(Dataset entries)
= = =
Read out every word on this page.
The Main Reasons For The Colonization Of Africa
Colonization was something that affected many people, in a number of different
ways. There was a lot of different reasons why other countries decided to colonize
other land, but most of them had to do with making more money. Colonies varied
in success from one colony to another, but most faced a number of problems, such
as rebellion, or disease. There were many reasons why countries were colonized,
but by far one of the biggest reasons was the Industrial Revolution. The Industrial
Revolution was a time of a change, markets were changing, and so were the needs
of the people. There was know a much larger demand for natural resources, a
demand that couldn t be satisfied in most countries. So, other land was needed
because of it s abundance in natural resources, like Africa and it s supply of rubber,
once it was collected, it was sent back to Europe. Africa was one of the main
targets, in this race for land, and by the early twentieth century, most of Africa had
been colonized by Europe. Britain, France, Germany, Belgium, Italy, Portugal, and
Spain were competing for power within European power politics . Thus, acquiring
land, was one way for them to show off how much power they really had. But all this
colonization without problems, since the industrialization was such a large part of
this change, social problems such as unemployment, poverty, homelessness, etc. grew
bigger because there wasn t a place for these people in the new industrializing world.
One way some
= = =
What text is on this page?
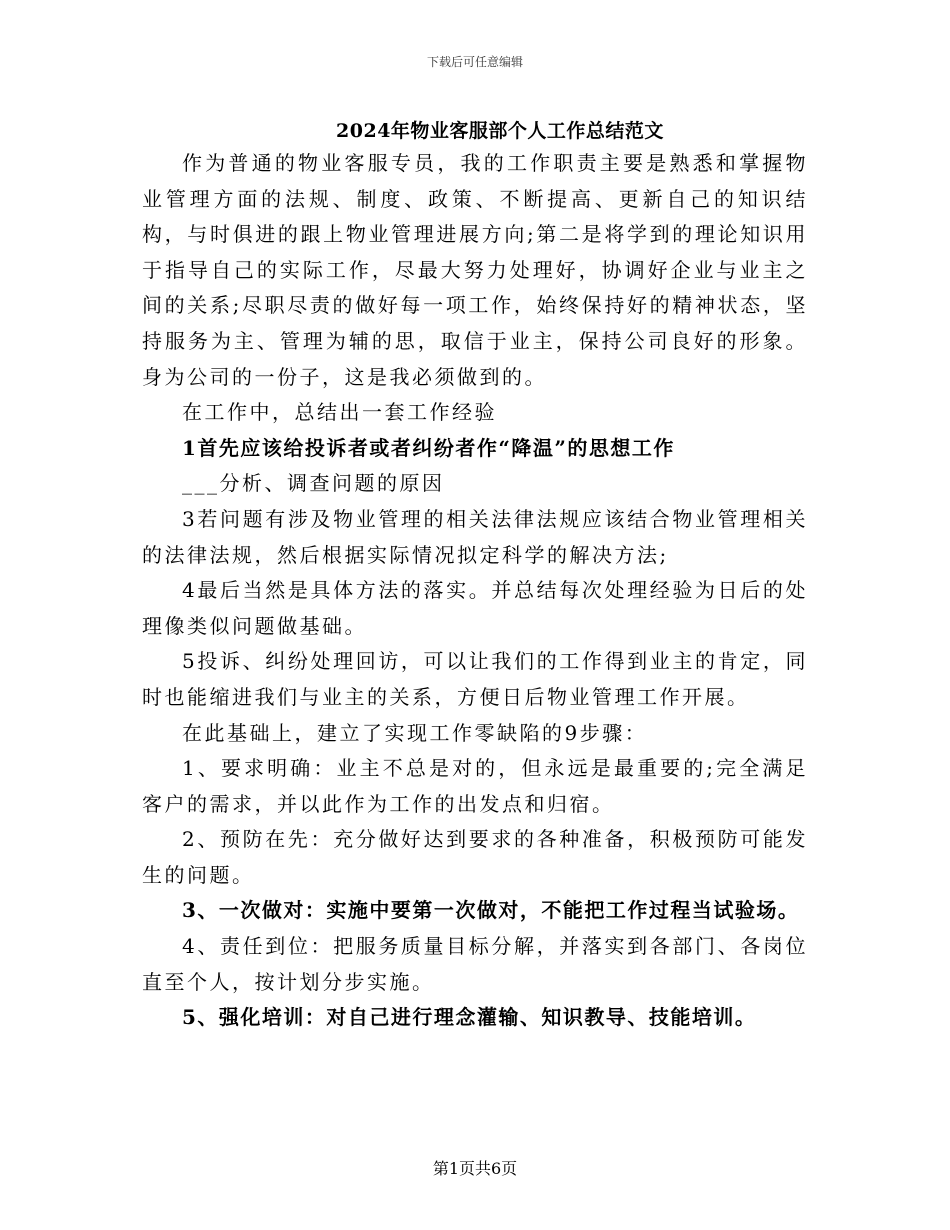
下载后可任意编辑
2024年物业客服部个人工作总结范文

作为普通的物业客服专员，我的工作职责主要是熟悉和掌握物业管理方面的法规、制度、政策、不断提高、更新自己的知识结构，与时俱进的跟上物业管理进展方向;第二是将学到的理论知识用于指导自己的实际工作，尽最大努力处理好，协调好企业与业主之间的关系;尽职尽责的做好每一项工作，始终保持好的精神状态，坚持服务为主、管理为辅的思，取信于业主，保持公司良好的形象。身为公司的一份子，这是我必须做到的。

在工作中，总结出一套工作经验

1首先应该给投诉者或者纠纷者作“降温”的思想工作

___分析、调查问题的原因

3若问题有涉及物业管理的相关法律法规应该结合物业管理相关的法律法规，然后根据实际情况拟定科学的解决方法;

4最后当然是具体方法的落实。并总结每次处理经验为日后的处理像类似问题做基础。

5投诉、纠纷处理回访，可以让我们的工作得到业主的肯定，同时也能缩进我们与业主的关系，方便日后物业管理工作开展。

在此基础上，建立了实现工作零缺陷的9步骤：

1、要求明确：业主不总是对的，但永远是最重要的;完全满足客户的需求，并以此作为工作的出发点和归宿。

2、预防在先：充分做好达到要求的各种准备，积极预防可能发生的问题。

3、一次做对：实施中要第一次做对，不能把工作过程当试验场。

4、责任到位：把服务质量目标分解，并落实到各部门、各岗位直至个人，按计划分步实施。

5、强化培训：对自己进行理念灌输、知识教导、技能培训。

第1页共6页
= = =
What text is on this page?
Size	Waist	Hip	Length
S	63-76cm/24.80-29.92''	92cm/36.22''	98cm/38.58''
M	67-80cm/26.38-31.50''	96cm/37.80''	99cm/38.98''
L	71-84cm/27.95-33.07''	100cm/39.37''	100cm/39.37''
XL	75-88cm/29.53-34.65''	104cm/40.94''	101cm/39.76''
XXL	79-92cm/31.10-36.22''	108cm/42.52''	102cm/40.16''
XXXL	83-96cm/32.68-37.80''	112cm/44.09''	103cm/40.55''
= = =
▶ **Required work**
Extract every line above containing the word "that".

▶ **Full answer**
Colonization was something that affected many people, in a number of different
demand that couldn t be satisfied in most countries. So, other land was needed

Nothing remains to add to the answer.